◆ **JOB**:
Drop all images and give the records again exactly.

◆ **PROVIDED ENTRIES**:
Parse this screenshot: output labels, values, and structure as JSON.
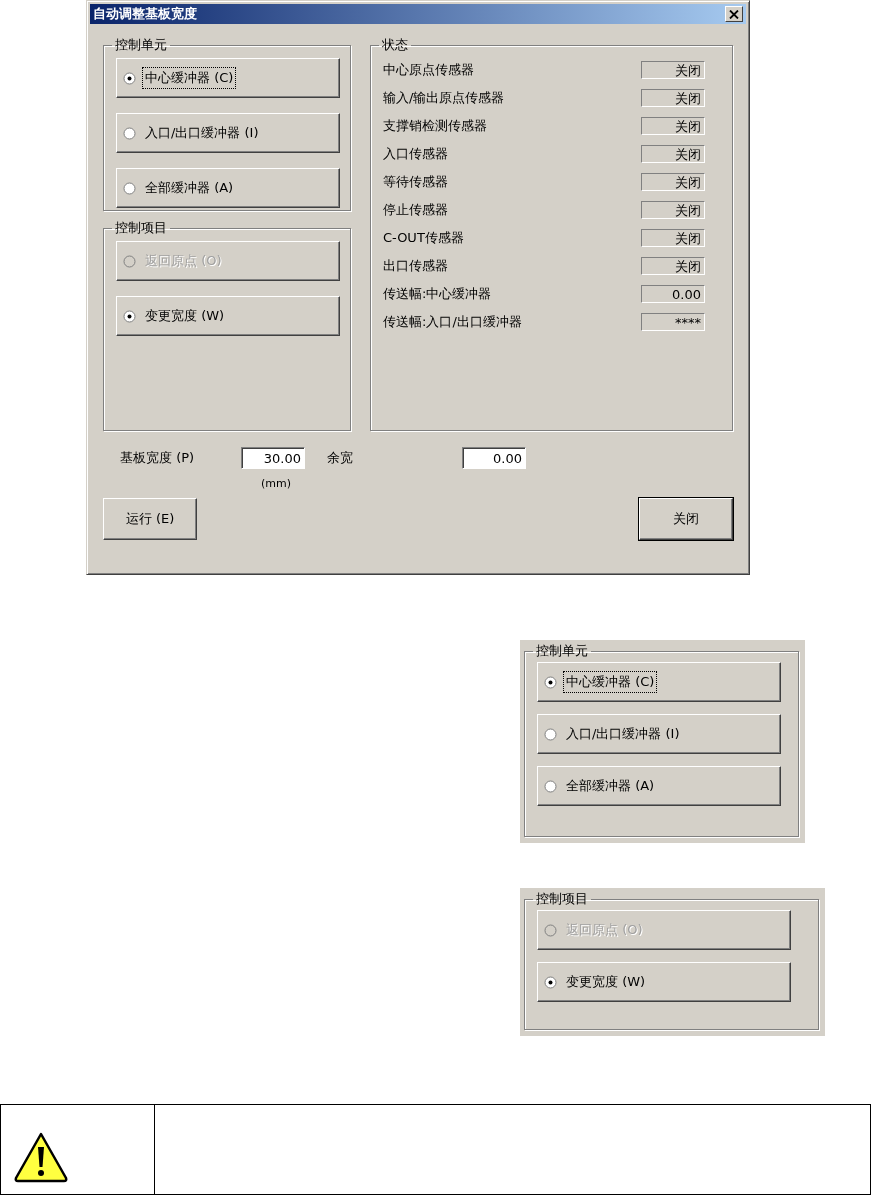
{
  "dialog": {
    "title": "自动调整基板宽度",
    "control_unit": {
      "label": "控制单元",
      "options": [
        {
          "label": "中心缓冲器 (C)",
          "selected": true,
          "focused": true,
          "disabled": false
        },
        {
          "label": "入口/出口缓冲器 (I)",
          "selected": false,
          "focused": false,
          "disabled": false
        },
        {
          "label": "全部缓冲器 (A)",
          "selected": false,
          "focused": false,
          "disabled": false
        }
      ]
    },
    "control_items": {
      "label": "控制项目",
      "options": [
        {
          "label": "返回原点 (O)",
          "selected": false,
          "focused": false,
          "disabled": true
        },
        {
          "label": "变更宽度 (W)",
          "selected": true,
          "focused": false,
          "disabled": false
        }
      ]
    },
    "status": {
      "label": "状态",
      "rows": [
        {
          "label": "中心原点传感器",
          "value": "关闭"
        },
        {
          "label": "输入/输出原点传感器",
          "value": "关闭"
        },
        {
          "label": "支撑销检测传感器",
          "value": "关闭"
        },
        {
          "label": "入口传感器",
          "value": "关闭"
        },
        {
          "label": "等待传感器",
          "value": "关闭"
        },
        {
          "label": "停止传感器",
          "value": "关闭"
        },
        {
          "label": "C-OUT传感器",
          "value": "关闭"
        },
        {
          "label": "出口传感器",
          "value": "关闭"
        },
        {
          "label": "传送幅:中心缓冲器",
          "value": "0.00"
        },
        {
          "label": "传送幅:入口/出口缓冲器",
          "value": "****"
        }
      ]
    },
    "board_width": {
      "label": "基板宽度 (P)",
      "value": "30.00",
      "unit": "(mm)"
    },
    "margin": {
      "label": "余宽",
      "value": "0.00"
    },
    "buttons": [
      {
        "label": "运行 (E)",
        "default": false
      },
      {
        "label": "关闭",
        "default": true
      }
    ]
  },
  "insets": [
    {
      "label": "控制单元",
      "options": [
        {
          "label": "中心缓冲器 (C)",
          "selected": true,
          "focused": true,
          "disabled": false
        },
        {
          "label": "入口/出口缓冲器 (I)",
          "selected": false,
          "focused": false,
          "disabled": false
        },
        {
          "label": "全部缓冲器 (A)",
          "selected": false,
          "focused": false,
          "disabled": false
        }
      ]
    },
    {
      "label": "控制项目",
      "options": [
        {
          "label": "返回原点 (O)",
          "selected": false,
          "focused": false,
          "disabled": true
        },
        {
          "label": "变更宽度 (W)",
          "selected": true,
          "focused": false,
          "disabled": false
        }
      ]
    }
  ],
  "warning": {
    "kind": "caution"
  }
}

◆ **ANSWER TO THIS TASK**:
Parse this screenshot: output labels, values, and structure as JSON.
{
  "dialog": {
    "title": "自动调整基板宽度",
    "control_unit": {
      "label": "控制单元",
      "options": [
        {
          "label": "中心缓冲器 (C)",
          "selected": true,
          "focused": true,
          "disabled": false
        },
        {
          "label": "入口/出口缓冲器 (I)",
          "selected": false,
          "focused": false,
          "disabled": false
        },
        {
          "label": "全部缓冲器 (A)",
          "selected": false,
          "focused": false,
          "disabled": false
        }
      ]
    },
    "control_items": {
      "label": "控制项目",
      "options": [
        {
          "label": "返回原点 (O)",
          "selected": false,
          "focused": false,
          "disabled": true
        },
        {
          "label": "变更宽度 (W)",
          "selected": true,
          "focused": false,
          "disabled": false
        }
      ]
    },
    "status": {
      "label": "状态",
      "rows": [
        {
          "label": "中心原点传感器",
          "value": "关闭"
        },
        {
          "label": "输入/输出原点传感器",
          "value": "关闭"
        },
        {
          "label": "支撑销检测传感器",
          "value": "关闭"
        },
        {
          "label": "入口传感器",
          "value": "关闭"
        },
        {
          "label": "等待传感器",
          "value": "关闭"
        },
        {
          "label": "停止传感器",
          "value": "关闭"
        },
        {
          "label": "C-OUT传感器",
          "value": "关闭"
        },
        {
          "label": "出口传感器",
          "value": "关闭"
        },
        {
          "label": "传送幅:中心缓冲器",
          "value": "0.00"
        },
        {
          "label": "传送幅:入口/出口缓冲器",
          "value": "****"
        }
      ]
    },
    "board_width": {
      "label": "基板宽度 (P)",
      "value": "30.00",
      "unit": "(mm)"
    },
    "margin": {
      "label": "余宽",
      "value": "0.00"
    },
    "buttons": [
      {
        "label": "运行 (E)",
        "default": false
      },
      {
        "label": "关闭",
        "default": true
      }
    ]
  },
  "insets": [
    {
      "label": "控制单元",
      "options": [
        {
          "label": "中心缓冲器 (C)",
          "selected": true,
          "focused": true,
          "disabled": false
        },
        {
          "label": "入口/出口缓冲器 (I)",
          "selected": false,
          "focused": false,
          "disabled": false
        },
        {
          "label": "全部缓冲器 (A)",
          "selected": false,
          "focused": false,
          "disabled": false
        }
      ]
    },
    {
      "label": "控制项目",
      "options": [
        {
          "label": "返回原点 (O)",
          "selected": false,
          "focused": false,
          "disabled": true
        },
        {
          "label": "变更宽度 (W)",
          "selected": true,
          "focused": false,
          "disabled": false
        }
      ]
    }
  ],
  "warning": {
    "kind": "caution"
  }
}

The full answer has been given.